### Exercise instructions
Tally the lines holding "JSON" and state only that figure.

### Source data
- - - - - - -

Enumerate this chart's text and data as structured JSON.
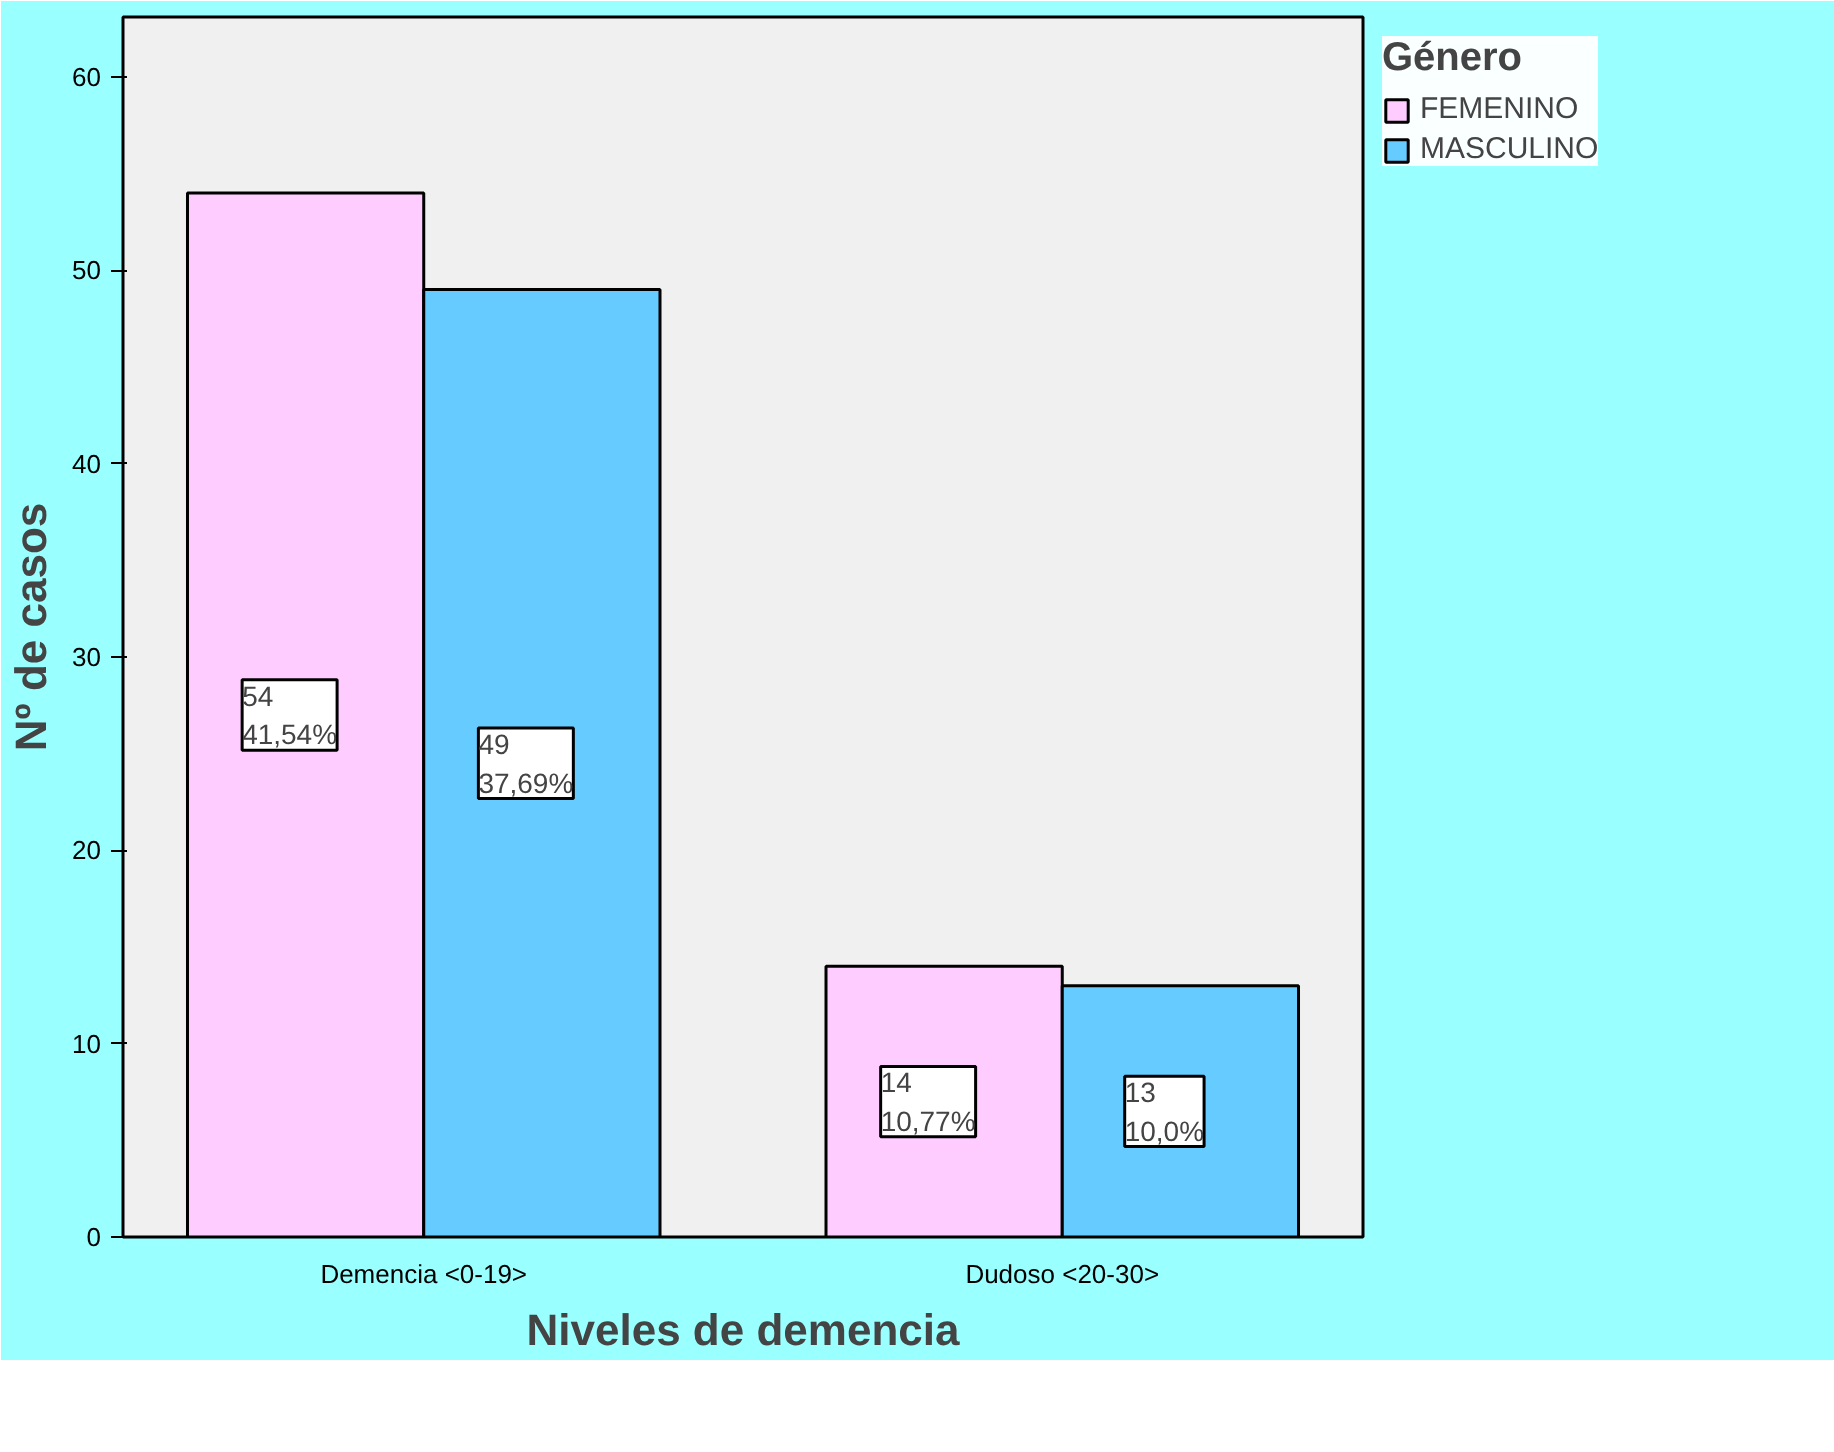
{
  "chart_data": {
    "type": "bar",
    "xlabel": "Niveles de demencia",
    "ylabel": "Nº de casos",
    "legend_title": "Género",
    "categories": [
      "Demencia <0-19>",
      "Dudoso <20-30>"
    ],
    "series": [
      {
        "name": "FEMENINO",
        "color": "#ffccff",
        "values": [
          54,
          14
        ],
        "value_labels": [
          "54\n41,54%",
          "14\n10,77%"
        ]
      },
      {
        "name": "MASCULINO",
        "color": "#66ccff",
        "values": [
          49,
          13
        ],
        "value_labels": [
          "49\n37,69%",
          "13\n10,0%"
        ]
      }
    ],
    "ylim": [
      0,
      63.1
    ],
    "yticks": [
      0,
      10,
      20,
      30,
      40,
      50,
      60
    ],
    "grid": false,
    "legend": "right"
  }
}
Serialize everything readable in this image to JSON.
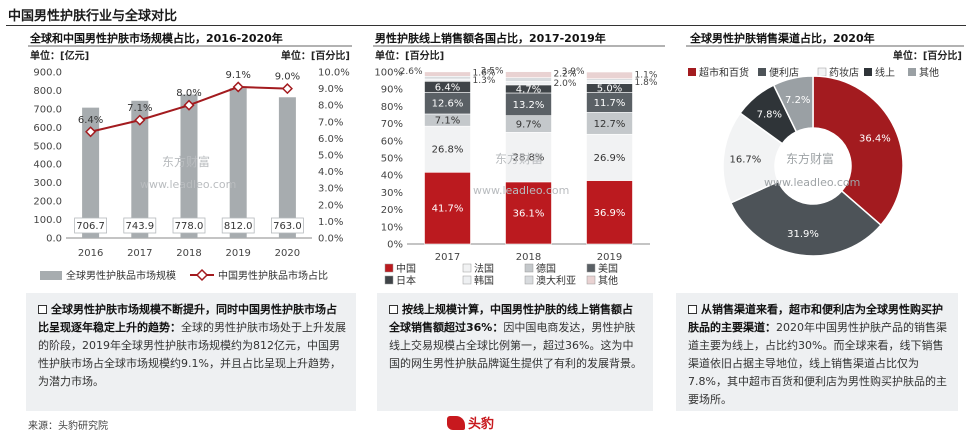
{
  "page": {
    "title": "中国男性护肤行业与全球对比",
    "source": "来源：头豹研究院",
    "logo": "头豹"
  },
  "watermark": {
    "cn": "东方财富",
    "url": "www.leadleo.com"
  },
  "colors": {
    "dark_red": "#a31b1f",
    "gray_bar": "#a7acaf",
    "dark_gray": "#4d5358",
    "mid_gray": "#6f757a",
    "light_gray": "#d9dcde",
    "white_fill": "#f4f5f6",
    "text_box_bg": "#eef0f2"
  },
  "chart_data": [
    {
      "type": "bar",
      "title": "全球和中国男性护肤市场规模占比，2016-2020年",
      "unit_left": "单位：[亿元]",
      "unit_right": "单位：[百分比]",
      "categories": [
        "2016",
        "2017",
        "2018",
        "2019",
        "2020"
      ],
      "y_ticks_left": [
        "0.0",
        "100.0",
        "200.0",
        "300.0",
        "400.0",
        "500.0",
        "600.0",
        "700.0",
        "800.0",
        "900.0"
      ],
      "y_ticks_right": [
        "0.0%",
        "1.0%",
        "2.0%",
        "3.0%",
        "4.0%",
        "5.0%",
        "6.0%",
        "7.0%",
        "8.0%",
        "9.0%",
        "10.0%"
      ],
      "ylim_left": [
        0,
        900
      ],
      "ylim_right": [
        0,
        10
      ],
      "series": [
        {
          "name": "全球男性护肤品市场规模",
          "kind": "bar",
          "values": [
            706.7,
            743.9,
            778.0,
            812.0,
            763.0
          ],
          "labels": [
            "706.7",
            "743.9",
            "778.0",
            "812.0",
            "763.0"
          ]
        },
        {
          "name": "中国男性护肤品市场占比",
          "kind": "line",
          "values": [
            6.4,
            7.1,
            8.0,
            9.1,
            9.0
          ],
          "labels": [
            "6.4%",
            "7.1%",
            "8.0%",
            "9.1%",
            "9.0%"
          ]
        }
      ],
      "legend_position": "bottom"
    },
    {
      "type": "bar",
      "stacked": true,
      "title": "男性护肤线上销售额各国占比，2017-2019年",
      "unit": "单位：[百分比]",
      "categories": [
        "2017",
        "2018",
        "2019"
      ],
      "y_ticks": [
        "0%",
        "10%",
        "20%",
        "30%",
        "40%",
        "50%",
        "60%",
        "70%",
        "80%",
        "90%",
        "100%"
      ],
      "ylim": [
        0,
        100
      ],
      "series": [
        {
          "name": "中国",
          "values": [
            41.7,
            36.1,
            36.9
          ],
          "labels": [
            "41.7%",
            "36.1%",
            "36.9%"
          ]
        },
        {
          "name": "法国",
          "values": [
            26.8,
            28.8,
            26.9
          ],
          "labels": [
            "26.8%",
            "28.8%",
            "26.9%"
          ]
        },
        {
          "name": "德国",
          "values": [
            7.1,
            9.7,
            12.7
          ],
          "labels": [
            "7.1%",
            "9.7%",
            "12.7%"
          ]
        },
        {
          "name": "美国",
          "values": [
            12.6,
            13.2,
            11.7
          ],
          "labels": [
            "12.6%",
            "13.2%",
            "11.7%"
          ]
        },
        {
          "name": "日本",
          "values": [
            6.4,
            4.7,
            5.0
          ],
          "labels": [
            "6.4%",
            "4.7%",
            "5.0%"
          ]
        },
        {
          "name": "韩国",
          "values": [
            1.3,
            2.0,
            1.8
          ],
          "labels": [
            "1.3%",
            "2.0%",
            "1.8%"
          ]
        },
        {
          "name": "澳大利亚",
          "values": [
            1.6,
            2.2,
            1.1
          ],
          "labels": [
            "1.6%",
            "2.2%",
            "1.1%"
          ]
        },
        {
          "name": "其他",
          "values": [
            2.6,
            3.5,
            3.9
          ],
          "labels": [
            "2.6%",
            "3.5%",
            "3.9%"
          ]
        }
      ],
      "legend_position": "bottom"
    },
    {
      "type": "pie",
      "donut": true,
      "title": "全球男性护肤销售渠道占比，2020年",
      "unit": "单位：[百分比]",
      "slices": [
        {
          "name": "超市和百货",
          "value": 36.4,
          "label": "36.4%"
        },
        {
          "name": "便利店",
          "value": 31.9,
          "label": "31.9%"
        },
        {
          "name": "药妆店",
          "value": 16.7,
          "label": "16.7%"
        },
        {
          "name": "线上",
          "value": 7.8,
          "label": "7.8%"
        },
        {
          "name": "其他",
          "value": 7.2,
          "label": "7.2%"
        }
      ],
      "legend_position": "top"
    }
  ],
  "panels": [
    {
      "bold": "全球男性护肤市场规模不断提升，同时中国男性护肤市场占比呈现逐年稳定上升的趋势：",
      "text": "全球的男性护肤市场处于上升发展的阶段，2019年全球男性护肤市场规模约为812亿元，中国男性护肤市场占全球市场规模约9.1%，并且占比呈现上升趋势，为潜力市场。"
    },
    {
      "bold": "按线上规模计算，中国男性护肤的线上销售额占全球销售额超过36%：",
      "text": "因中国电商发达，男性护肤线上交易规模占全球比例第一，超过36%。这为中国的网生男性护肤品牌诞生提供了有利的发展背景。"
    },
    {
      "bold": "从销售渠道来看，超市和便利店为全球男性购买护肤品的主要渠道：",
      "text": "2020年中国男性护肤产品的销售渠道主要为线上，占比约30%。而全球来看，线下销售渠道依旧占据主导地位，线上销售渠道占比仅为7.8%，其中超市百货和便利店为男性购买护肤品的主要场所。"
    }
  ]
}
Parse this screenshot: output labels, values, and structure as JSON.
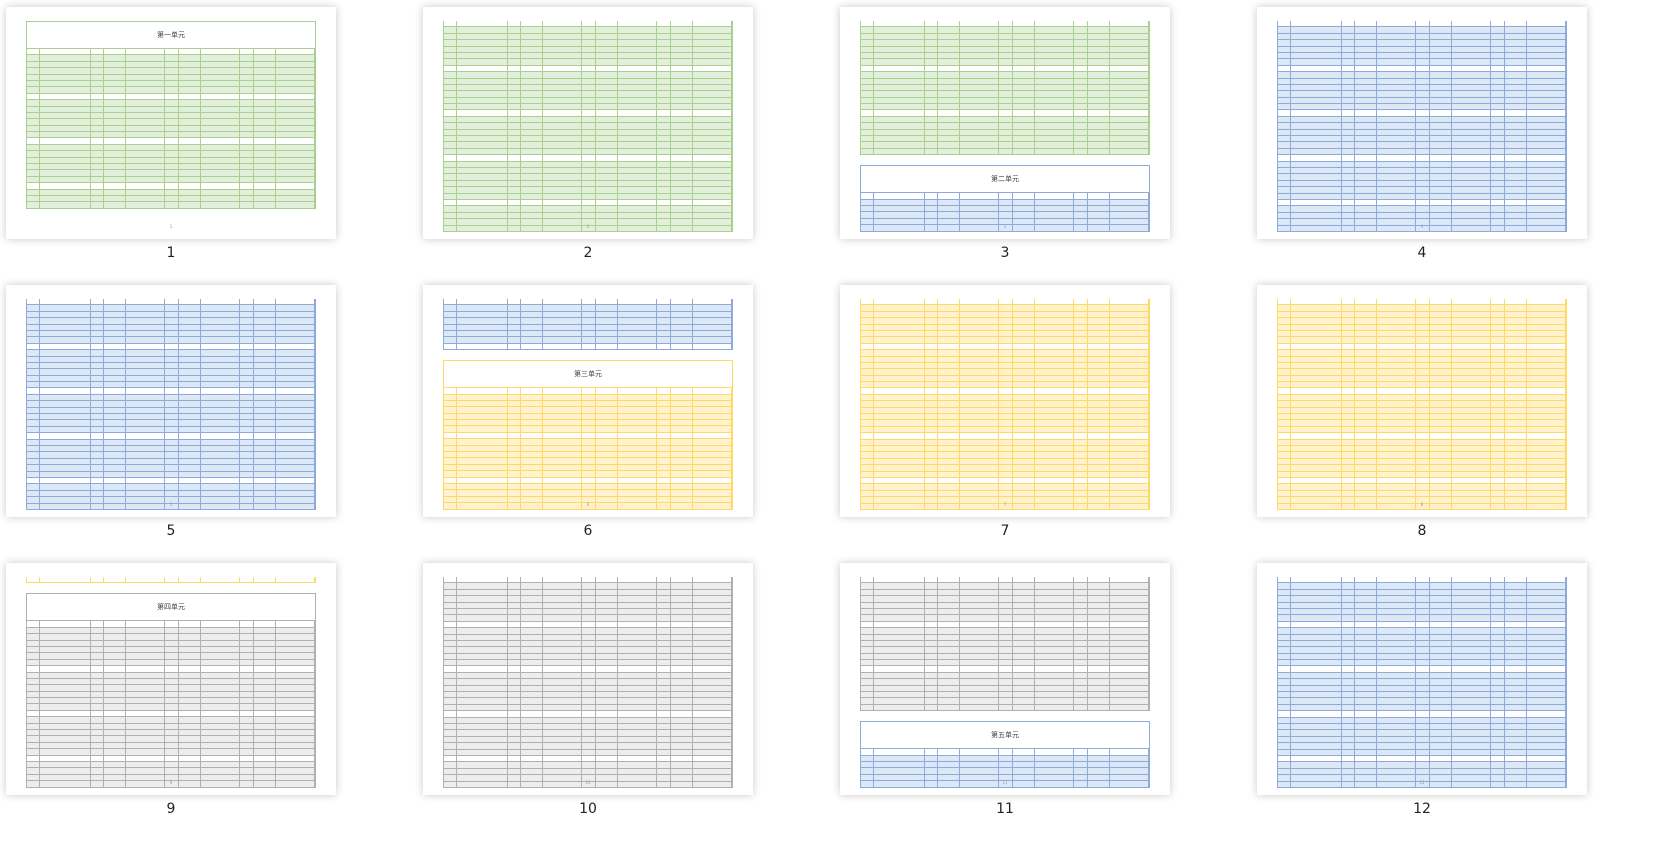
{
  "themes": {
    "green": {
      "border": "#a9d08e",
      "fill": "#e2efda"
    },
    "blue": {
      "border": "#8eaadb",
      "fill": "#dde8f6"
    },
    "yellow": {
      "border": "#ffd966",
      "fill": "#fff2cc"
    },
    "gray": {
      "border": "#b0b0b0",
      "fill": "#ededed"
    }
  },
  "pages": [
    {
      "label": "1",
      "footer": "1",
      "segments": [
        {
          "title": "第一单元",
          "theme": "green"
        },
        {
          "rows": 25,
          "theme": "green"
        }
      ]
    },
    {
      "label": "2",
      "footer": "2",
      "segments": [
        {
          "rows": 33,
          "theme": "green"
        }
      ]
    },
    {
      "label": "3",
      "footer": "3",
      "segments": [
        {
          "rows": 21,
          "theme": "green"
        },
        {
          "gap": true
        },
        {
          "title": "第二单元",
          "theme": "blue"
        },
        {
          "rows": 6,
          "theme": "blue"
        }
      ]
    },
    {
      "label": "4",
      "footer": "4",
      "segments": [
        {
          "rows": 33,
          "theme": "blue"
        }
      ]
    },
    {
      "label": "5",
      "footer": "5",
      "segments": [
        {
          "rows": 33,
          "theme": "blue"
        }
      ]
    },
    {
      "label": "6",
      "footer": "6",
      "segments": [
        {
          "rows": 8,
          "theme": "blue"
        },
        {
          "gap": true
        },
        {
          "title": "第三单元",
          "theme": "yellow"
        },
        {
          "rows": 19,
          "theme": "yellow"
        }
      ]
    },
    {
      "label": "7",
      "footer": "7",
      "segments": [
        {
          "rows": 33,
          "theme": "yellow"
        }
      ]
    },
    {
      "label": "8",
      "footer": "8",
      "segments": [
        {
          "rows": 33,
          "theme": "yellow"
        }
      ]
    },
    {
      "label": "9",
      "footer": "9",
      "segments": [
        {
          "rows": 1,
          "theme": "yellow"
        },
        {
          "gap": true
        },
        {
          "title": "第四单元",
          "theme": "gray"
        },
        {
          "rows": 26,
          "theme": "gray"
        }
      ]
    },
    {
      "label": "10",
      "footer": "10",
      "segments": [
        {
          "rows": 33,
          "theme": "gray"
        }
      ]
    },
    {
      "label": "11",
      "footer": "11",
      "segments": [
        {
          "rows": 21,
          "theme": "gray"
        },
        {
          "gap": true
        },
        {
          "title": "第五单元",
          "theme": "blue"
        },
        {
          "rows": 6,
          "theme": "blue"
        }
      ]
    },
    {
      "label": "12",
      "footer": "12",
      "segments": [
        {
          "rows": 33,
          "theme": "blue"
        }
      ]
    }
  ]
}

- - - - - - -

### Exercise output
3